▶ Instruction:
Set down the full listing exactly as given. Any pictures are to be left out.

▼▼▼

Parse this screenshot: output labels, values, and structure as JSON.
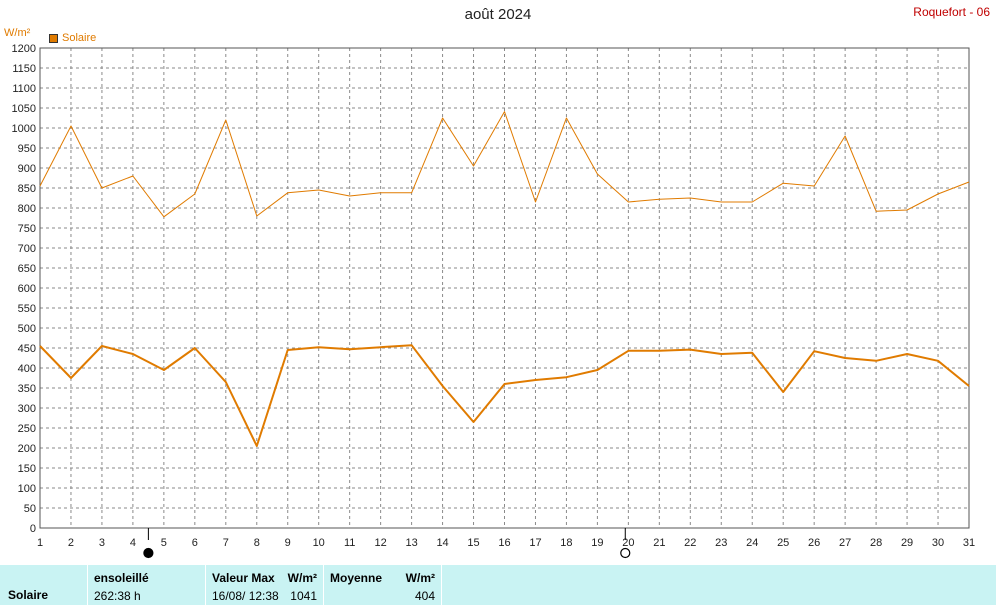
{
  "title": "août 2024",
  "station": "Roquefort - 06",
  "unit": "W/m²",
  "legend": {
    "label": "Solaire",
    "color": "#e07b00"
  },
  "chart_data": {
    "type": "line",
    "title": "août 2024",
    "ylabel": "W/m²",
    "ylim": [
      0,
      1200
    ],
    "ytick_step": 50,
    "x": [
      1,
      2,
      3,
      4,
      5,
      6,
      7,
      8,
      9,
      10,
      11,
      12,
      13,
      14,
      15,
      16,
      17,
      18,
      19,
      20,
      21,
      22,
      23,
      24,
      25,
      26,
      27,
      28,
      29,
      30,
      31
    ],
    "grid": true,
    "series": [
      {
        "name": "Solaire",
        "role": "max",
        "color": "#e07b00",
        "values": [
          855,
          1005,
          850,
          880,
          778,
          835,
          1020,
          780,
          838,
          845,
          830,
          838,
          838,
          1025,
          905,
          1041,
          815,
          1025,
          885,
          815,
          822,
          825,
          815,
          815,
          862,
          855,
          980,
          792,
          795,
          835,
          865
        ]
      },
      {
        "name": "Solaire",
        "role": "mean",
        "color": "#e07b00",
        "values": [
          455,
          375,
          455,
          435,
          395,
          450,
          365,
          205,
          445,
          452,
          447,
          452,
          457,
          355,
          265,
          360,
          370,
          377,
          395,
          443,
          443,
          446,
          435,
          438,
          340,
          442,
          425,
          418,
          435,
          418,
          355
        ]
      }
    ],
    "moon_phases": [
      {
        "day": 4.5,
        "phase": "new"
      },
      {
        "day": 19.9,
        "phase": "full"
      }
    ]
  },
  "footer": {
    "row_label": "Solaire",
    "sunshine_header": "ensoleillé",
    "sunshine_value": "262:38 h",
    "max_header": "Valeur Max",
    "max_unit": "W/m²",
    "max_date": "16/08/ 12:38",
    "max_value": "1041",
    "mean_header": "Moyenne",
    "mean_unit": "W/m²",
    "mean_value": "404"
  }
}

▲▲▲

▶ Result of the task:
Parse this screenshot: output labels, values, and structure as JSON.
{
  "title": "août 2024",
  "station": "Roquefort - 06",
  "unit": "W/m²",
  "legend": {
    "label": "Solaire",
    "color": "#e07b00"
  },
  "chart_data": {
    "type": "line",
    "title": "août 2024",
    "ylabel": "W/m²",
    "ylim": [
      0,
      1200
    ],
    "ytick_step": 50,
    "x": [
      1,
      2,
      3,
      4,
      5,
      6,
      7,
      8,
      9,
      10,
      11,
      12,
      13,
      14,
      15,
      16,
      17,
      18,
      19,
      20,
      21,
      22,
      23,
      24,
      25,
      26,
      27,
      28,
      29,
      30,
      31
    ],
    "grid": true,
    "series": [
      {
        "name": "Solaire",
        "role": "max",
        "color": "#e07b00",
        "values": [
          855,
          1005,
          850,
          880,
          778,
          835,
          1020,
          780,
          838,
          845,
          830,
          838,
          838,
          1025,
          905,
          1041,
          815,
          1025,
          885,
          815,
          822,
          825,
          815,
          815,
          862,
          855,
          980,
          792,
          795,
          835,
          865
        ]
      },
      {
        "name": "Solaire",
        "role": "mean",
        "color": "#e07b00",
        "values": [
          455,
          375,
          455,
          435,
          395,
          450,
          365,
          205,
          445,
          452,
          447,
          452,
          457,
          355,
          265,
          360,
          370,
          377,
          395,
          443,
          443,
          446,
          435,
          438,
          340,
          442,
          425,
          418,
          435,
          418,
          355
        ]
      }
    ],
    "moon_phases": [
      {
        "day": 4.5,
        "phase": "new"
      },
      {
        "day": 19.9,
        "phase": "full"
      }
    ]
  },
  "footer": {
    "row_label": "Solaire",
    "sunshine_header": "ensoleillé",
    "sunshine_value": "262:38 h",
    "max_header": "Valeur Max",
    "max_unit": "W/m²",
    "max_date": "16/08/ 12:38",
    "max_value": "1041",
    "mean_header": "Moyenne",
    "mean_unit": "W/m²",
    "mean_value": "404"
  }
}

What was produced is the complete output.